Copy out every line of the data below that contains the string "bulk", treating uppercase and lowercase letters as different.
★ ★ ★ ★
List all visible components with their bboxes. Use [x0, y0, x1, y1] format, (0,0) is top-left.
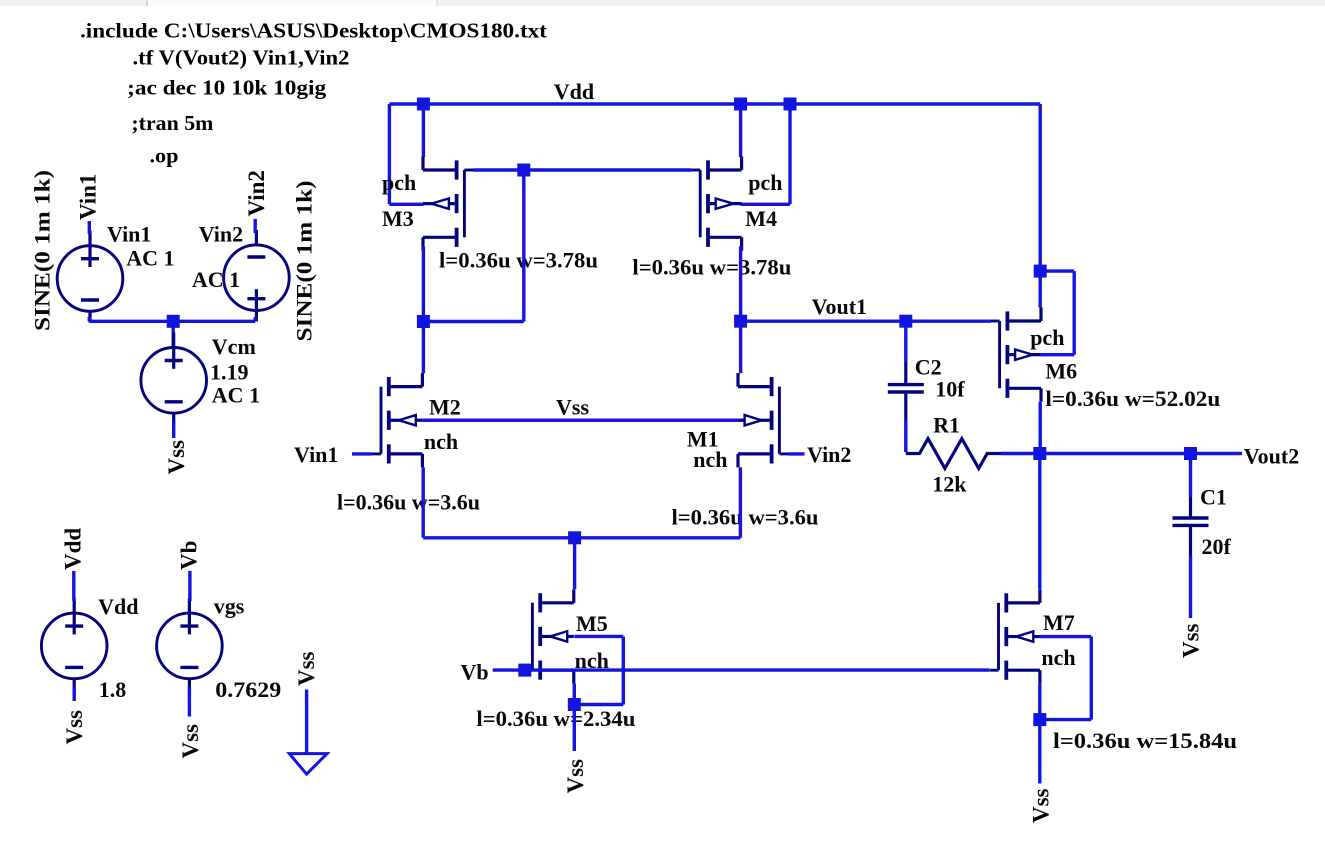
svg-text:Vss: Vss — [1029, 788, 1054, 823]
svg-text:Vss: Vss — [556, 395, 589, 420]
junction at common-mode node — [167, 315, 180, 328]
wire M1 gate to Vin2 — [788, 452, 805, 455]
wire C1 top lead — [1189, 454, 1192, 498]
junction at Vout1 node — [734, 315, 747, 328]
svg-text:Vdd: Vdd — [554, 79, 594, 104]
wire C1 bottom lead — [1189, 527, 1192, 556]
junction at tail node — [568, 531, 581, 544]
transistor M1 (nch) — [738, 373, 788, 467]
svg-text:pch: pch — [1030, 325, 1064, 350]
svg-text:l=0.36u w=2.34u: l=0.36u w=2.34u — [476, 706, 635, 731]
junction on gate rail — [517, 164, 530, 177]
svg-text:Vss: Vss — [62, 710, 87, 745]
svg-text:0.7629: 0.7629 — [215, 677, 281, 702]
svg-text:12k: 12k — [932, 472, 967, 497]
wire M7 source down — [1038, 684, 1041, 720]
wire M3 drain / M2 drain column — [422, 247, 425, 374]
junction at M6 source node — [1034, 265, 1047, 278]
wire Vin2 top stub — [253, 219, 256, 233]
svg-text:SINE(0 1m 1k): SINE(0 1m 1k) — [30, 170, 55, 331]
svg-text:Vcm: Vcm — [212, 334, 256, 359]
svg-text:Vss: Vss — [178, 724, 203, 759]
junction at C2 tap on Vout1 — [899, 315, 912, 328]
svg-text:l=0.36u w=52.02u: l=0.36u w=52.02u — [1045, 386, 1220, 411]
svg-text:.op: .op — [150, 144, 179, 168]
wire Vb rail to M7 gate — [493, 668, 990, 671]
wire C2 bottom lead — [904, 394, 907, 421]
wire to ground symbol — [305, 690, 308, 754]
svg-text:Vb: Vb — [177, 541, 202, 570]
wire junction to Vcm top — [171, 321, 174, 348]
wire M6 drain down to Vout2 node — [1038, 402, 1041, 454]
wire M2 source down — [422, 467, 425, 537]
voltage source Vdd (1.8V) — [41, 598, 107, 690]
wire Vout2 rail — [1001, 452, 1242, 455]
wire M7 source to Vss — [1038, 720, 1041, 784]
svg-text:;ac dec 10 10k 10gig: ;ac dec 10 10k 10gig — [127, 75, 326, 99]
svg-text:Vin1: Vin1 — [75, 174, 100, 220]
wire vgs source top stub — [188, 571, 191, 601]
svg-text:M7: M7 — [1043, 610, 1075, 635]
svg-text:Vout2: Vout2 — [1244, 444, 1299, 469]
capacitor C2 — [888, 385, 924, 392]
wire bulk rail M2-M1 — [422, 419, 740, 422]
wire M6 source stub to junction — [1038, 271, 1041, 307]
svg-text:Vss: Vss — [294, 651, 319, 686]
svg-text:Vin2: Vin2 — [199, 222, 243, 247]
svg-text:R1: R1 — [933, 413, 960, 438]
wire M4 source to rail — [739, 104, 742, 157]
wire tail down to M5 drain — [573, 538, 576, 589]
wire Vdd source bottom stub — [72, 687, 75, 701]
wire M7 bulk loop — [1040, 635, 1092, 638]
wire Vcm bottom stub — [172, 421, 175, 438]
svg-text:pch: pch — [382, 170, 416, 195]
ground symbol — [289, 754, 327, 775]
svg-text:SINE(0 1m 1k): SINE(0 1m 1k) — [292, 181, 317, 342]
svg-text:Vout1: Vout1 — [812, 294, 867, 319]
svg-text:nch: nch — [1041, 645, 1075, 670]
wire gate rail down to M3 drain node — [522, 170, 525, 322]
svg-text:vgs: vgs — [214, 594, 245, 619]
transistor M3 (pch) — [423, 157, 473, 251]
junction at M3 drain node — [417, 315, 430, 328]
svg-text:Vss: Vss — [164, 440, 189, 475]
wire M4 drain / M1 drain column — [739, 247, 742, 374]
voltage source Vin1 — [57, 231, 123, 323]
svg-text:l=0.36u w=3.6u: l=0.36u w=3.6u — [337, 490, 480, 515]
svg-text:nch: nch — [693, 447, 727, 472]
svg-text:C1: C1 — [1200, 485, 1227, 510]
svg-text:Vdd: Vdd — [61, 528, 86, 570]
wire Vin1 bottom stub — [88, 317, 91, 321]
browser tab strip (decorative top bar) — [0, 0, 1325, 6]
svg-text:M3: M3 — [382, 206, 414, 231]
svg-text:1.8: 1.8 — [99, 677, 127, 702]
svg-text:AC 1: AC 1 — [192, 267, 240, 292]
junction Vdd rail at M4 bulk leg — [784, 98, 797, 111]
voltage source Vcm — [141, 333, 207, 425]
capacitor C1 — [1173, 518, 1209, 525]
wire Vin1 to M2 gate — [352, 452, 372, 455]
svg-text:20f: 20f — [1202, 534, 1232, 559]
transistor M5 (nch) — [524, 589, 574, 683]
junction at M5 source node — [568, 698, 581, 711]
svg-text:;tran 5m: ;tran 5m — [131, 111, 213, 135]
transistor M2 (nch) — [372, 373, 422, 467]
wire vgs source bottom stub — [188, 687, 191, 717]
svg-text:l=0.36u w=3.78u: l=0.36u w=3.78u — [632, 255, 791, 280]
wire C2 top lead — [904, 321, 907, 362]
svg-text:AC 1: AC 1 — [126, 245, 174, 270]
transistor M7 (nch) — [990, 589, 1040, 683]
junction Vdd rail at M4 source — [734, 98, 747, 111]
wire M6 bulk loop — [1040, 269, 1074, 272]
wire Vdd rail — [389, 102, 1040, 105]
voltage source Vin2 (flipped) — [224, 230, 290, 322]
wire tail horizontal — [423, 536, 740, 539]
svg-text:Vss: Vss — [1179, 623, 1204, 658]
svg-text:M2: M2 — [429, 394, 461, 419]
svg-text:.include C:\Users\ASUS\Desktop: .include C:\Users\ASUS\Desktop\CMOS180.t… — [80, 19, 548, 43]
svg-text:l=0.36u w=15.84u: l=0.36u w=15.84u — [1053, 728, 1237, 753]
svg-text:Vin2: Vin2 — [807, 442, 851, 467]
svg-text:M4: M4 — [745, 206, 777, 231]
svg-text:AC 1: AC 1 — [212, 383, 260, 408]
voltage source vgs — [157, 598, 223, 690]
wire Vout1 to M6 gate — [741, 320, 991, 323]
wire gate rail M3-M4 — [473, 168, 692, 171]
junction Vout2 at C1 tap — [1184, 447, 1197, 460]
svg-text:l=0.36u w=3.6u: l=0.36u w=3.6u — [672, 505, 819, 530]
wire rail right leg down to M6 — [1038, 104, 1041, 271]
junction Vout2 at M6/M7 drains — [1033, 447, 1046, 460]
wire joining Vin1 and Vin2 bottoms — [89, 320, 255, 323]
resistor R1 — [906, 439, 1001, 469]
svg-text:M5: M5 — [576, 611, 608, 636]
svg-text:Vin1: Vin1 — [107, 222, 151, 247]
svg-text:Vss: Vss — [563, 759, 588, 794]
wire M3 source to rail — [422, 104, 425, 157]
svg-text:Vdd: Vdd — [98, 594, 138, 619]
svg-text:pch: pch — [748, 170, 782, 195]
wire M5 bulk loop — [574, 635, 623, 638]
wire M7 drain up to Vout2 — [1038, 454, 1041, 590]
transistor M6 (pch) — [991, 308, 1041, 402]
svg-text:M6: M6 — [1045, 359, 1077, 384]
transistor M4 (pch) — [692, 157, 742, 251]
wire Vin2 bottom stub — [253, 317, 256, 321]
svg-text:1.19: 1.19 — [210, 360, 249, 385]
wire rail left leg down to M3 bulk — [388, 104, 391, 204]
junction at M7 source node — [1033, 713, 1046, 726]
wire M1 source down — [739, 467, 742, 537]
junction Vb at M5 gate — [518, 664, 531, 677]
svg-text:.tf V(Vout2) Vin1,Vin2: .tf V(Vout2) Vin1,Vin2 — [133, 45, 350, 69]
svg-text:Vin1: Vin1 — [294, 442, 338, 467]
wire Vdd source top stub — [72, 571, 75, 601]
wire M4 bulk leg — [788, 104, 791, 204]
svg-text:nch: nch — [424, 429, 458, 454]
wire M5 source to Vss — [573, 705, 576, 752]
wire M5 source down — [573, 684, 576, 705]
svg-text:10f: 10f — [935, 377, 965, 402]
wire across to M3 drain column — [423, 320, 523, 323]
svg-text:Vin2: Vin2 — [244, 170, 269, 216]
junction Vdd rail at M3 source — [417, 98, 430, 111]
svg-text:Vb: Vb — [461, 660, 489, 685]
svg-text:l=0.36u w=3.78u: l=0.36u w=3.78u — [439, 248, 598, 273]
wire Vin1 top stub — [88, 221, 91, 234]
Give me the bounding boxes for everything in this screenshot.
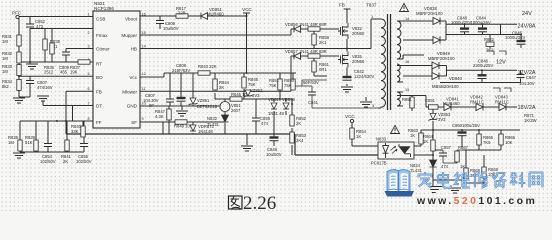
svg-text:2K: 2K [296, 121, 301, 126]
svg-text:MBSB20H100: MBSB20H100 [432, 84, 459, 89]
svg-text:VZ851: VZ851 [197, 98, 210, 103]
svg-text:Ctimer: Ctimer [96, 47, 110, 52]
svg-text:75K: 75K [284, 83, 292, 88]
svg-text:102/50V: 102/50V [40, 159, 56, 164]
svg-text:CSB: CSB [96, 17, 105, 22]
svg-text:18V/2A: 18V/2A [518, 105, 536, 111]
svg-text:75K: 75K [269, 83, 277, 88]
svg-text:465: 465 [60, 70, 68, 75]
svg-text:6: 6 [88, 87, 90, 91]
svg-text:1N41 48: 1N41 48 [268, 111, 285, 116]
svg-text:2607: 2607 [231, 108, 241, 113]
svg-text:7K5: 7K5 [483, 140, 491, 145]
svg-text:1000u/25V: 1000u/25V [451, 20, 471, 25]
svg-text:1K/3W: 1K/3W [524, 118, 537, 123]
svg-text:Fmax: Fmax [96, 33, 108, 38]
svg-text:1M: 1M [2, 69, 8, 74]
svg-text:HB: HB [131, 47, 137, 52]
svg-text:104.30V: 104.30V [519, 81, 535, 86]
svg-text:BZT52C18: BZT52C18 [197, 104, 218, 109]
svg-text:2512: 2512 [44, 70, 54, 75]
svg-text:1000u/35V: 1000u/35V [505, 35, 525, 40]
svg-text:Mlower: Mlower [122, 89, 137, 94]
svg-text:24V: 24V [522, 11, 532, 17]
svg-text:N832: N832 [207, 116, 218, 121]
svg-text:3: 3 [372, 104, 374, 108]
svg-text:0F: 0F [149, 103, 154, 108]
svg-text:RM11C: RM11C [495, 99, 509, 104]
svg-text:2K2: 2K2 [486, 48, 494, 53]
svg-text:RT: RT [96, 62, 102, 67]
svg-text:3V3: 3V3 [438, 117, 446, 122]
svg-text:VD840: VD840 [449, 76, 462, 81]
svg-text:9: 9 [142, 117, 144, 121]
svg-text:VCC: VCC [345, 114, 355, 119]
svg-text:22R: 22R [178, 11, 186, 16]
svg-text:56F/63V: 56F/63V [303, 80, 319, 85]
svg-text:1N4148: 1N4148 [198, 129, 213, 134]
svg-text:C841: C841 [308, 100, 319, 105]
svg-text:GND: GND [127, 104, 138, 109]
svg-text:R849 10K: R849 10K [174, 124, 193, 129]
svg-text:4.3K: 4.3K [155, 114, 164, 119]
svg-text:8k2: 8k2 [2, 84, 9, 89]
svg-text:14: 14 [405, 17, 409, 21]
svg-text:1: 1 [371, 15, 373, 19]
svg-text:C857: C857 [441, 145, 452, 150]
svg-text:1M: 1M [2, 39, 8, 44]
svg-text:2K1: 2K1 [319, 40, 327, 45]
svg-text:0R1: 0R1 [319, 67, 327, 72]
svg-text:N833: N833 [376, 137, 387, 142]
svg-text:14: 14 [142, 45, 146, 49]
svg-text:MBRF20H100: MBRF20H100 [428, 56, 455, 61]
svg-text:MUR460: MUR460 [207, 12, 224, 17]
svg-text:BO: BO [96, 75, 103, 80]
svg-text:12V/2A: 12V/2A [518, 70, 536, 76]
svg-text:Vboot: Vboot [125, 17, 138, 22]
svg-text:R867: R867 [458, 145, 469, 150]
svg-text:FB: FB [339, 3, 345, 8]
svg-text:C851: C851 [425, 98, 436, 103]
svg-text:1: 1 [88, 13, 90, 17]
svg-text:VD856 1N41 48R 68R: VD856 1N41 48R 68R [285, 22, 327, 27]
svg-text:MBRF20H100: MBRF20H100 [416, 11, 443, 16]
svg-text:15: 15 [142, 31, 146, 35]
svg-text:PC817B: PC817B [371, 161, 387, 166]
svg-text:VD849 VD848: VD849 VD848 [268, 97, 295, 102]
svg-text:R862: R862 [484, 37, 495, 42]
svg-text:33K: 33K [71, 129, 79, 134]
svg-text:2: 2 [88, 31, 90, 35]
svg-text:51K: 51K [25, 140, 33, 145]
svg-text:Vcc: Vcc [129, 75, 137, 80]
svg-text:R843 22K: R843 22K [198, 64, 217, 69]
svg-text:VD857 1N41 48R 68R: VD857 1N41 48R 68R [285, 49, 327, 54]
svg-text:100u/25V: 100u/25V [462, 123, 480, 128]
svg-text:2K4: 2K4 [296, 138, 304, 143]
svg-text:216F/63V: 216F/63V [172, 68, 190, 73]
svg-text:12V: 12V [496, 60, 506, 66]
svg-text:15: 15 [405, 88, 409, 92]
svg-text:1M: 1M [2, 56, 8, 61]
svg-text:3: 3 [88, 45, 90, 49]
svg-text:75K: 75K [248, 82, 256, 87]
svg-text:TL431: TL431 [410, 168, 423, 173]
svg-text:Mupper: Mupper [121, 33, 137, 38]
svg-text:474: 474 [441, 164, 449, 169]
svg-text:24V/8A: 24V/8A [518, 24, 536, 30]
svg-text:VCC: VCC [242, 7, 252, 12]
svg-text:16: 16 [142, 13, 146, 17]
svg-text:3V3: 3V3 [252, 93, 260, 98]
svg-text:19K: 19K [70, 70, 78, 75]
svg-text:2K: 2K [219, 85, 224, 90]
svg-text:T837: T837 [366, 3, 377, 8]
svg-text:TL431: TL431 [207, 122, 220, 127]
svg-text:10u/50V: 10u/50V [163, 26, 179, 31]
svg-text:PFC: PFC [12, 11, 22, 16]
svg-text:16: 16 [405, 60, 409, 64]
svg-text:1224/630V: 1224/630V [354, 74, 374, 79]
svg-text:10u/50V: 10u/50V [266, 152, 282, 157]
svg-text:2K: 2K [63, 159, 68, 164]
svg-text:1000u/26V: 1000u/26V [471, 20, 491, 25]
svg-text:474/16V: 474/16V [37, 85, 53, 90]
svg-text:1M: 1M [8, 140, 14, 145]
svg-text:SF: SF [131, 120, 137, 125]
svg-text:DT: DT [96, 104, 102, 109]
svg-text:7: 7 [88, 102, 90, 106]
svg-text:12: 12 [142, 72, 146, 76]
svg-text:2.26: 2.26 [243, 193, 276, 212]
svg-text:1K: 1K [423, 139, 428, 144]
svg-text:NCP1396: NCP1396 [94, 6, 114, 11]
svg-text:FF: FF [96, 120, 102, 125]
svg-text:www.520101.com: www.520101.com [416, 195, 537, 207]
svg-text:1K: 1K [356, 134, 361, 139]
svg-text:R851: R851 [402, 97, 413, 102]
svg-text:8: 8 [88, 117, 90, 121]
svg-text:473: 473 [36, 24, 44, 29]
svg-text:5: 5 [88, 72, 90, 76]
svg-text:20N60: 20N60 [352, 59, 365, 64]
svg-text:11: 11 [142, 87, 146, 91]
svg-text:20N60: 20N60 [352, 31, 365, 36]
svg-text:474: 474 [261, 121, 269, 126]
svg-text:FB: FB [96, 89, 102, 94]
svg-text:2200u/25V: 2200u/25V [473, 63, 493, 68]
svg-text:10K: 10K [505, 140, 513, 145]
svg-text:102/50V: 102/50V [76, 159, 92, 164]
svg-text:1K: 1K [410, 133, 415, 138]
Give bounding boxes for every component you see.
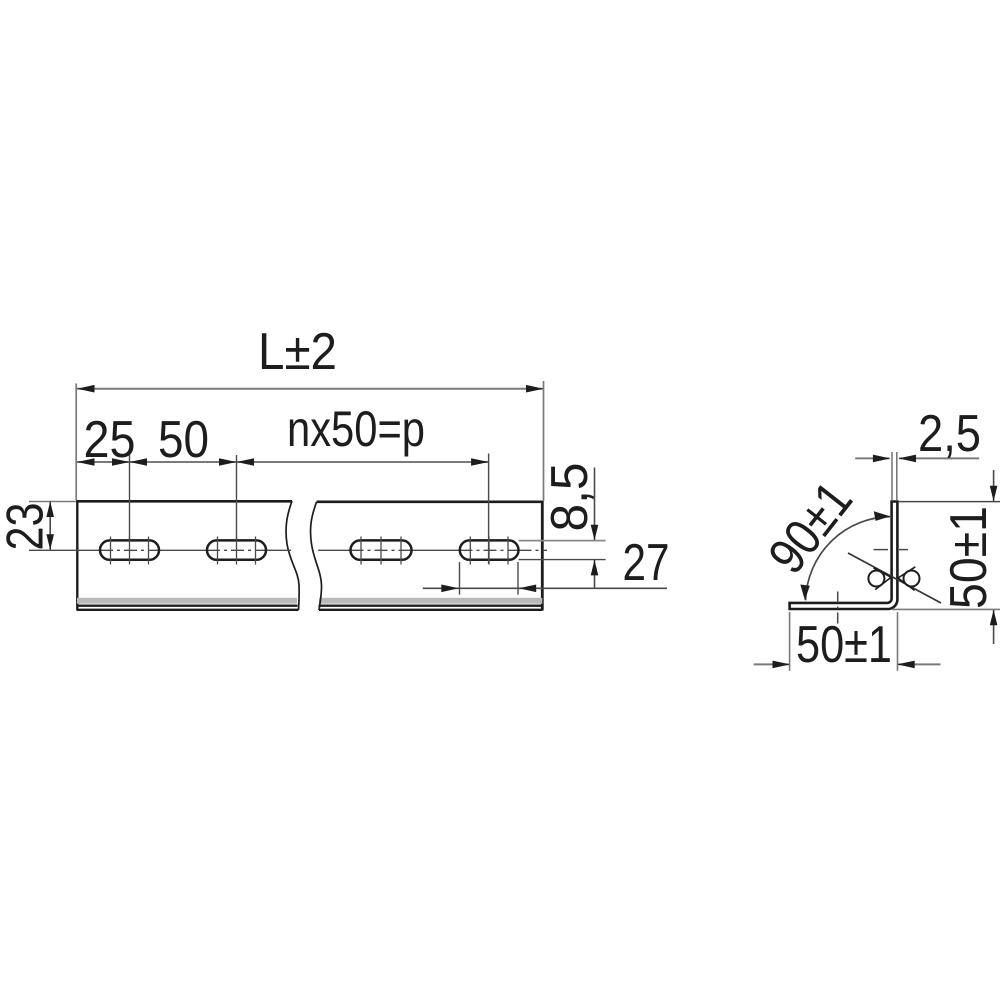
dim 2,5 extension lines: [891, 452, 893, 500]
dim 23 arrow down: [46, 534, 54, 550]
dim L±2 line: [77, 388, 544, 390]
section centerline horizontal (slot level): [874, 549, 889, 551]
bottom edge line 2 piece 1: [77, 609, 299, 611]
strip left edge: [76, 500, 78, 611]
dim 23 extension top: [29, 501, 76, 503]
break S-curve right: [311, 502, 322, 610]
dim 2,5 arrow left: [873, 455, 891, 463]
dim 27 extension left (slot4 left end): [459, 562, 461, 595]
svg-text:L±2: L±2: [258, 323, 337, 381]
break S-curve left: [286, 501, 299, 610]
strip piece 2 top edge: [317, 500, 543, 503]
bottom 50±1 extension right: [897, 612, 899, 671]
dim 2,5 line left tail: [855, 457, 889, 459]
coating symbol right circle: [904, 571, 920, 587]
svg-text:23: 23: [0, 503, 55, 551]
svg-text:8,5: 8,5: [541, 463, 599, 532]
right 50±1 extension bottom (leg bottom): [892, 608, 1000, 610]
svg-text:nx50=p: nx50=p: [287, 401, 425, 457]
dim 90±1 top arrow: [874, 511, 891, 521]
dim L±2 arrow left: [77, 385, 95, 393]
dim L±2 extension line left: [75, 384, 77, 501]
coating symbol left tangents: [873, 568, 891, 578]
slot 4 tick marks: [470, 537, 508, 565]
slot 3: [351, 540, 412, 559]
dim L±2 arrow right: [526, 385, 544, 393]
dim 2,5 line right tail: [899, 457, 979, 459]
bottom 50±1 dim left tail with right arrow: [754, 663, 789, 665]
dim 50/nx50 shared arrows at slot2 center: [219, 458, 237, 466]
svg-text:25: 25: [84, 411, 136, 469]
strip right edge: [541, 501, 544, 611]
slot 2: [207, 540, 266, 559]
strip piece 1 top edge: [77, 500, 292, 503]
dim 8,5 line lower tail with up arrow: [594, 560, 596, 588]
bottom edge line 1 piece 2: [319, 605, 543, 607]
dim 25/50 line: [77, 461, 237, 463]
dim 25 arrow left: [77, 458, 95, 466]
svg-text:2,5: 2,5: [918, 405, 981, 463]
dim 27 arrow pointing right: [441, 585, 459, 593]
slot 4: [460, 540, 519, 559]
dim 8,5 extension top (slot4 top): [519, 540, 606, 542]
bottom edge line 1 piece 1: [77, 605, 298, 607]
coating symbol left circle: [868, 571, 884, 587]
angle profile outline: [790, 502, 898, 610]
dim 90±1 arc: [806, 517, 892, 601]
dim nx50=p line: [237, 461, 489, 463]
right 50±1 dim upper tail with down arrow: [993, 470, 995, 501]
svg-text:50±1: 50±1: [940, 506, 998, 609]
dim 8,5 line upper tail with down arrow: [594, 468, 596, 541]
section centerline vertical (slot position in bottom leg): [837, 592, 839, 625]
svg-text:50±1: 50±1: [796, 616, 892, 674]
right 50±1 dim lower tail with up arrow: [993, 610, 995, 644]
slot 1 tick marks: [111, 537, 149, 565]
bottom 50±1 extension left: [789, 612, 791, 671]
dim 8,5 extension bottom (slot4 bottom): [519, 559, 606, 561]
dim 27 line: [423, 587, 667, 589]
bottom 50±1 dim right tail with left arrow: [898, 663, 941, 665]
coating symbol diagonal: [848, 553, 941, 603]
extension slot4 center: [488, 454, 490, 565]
★ ★ ★ ★
◆ Solution for this task ◆
wire bulk rail M2-M1 — [422, 419, 740, 422]
wire M7 bulk loop — [1040, 635, 1092, 638]
junction Vdd rail at M4 bulk leg — [784, 98, 797, 111]
wire M6 bulk loop — [1040, 269, 1074, 272]
wire M5 bulk loop — [574, 635, 623, 638]
wire rail left leg down to M3 bulk — [388, 104, 391, 204]
wire M4 bulk leg — [788, 104, 791, 204]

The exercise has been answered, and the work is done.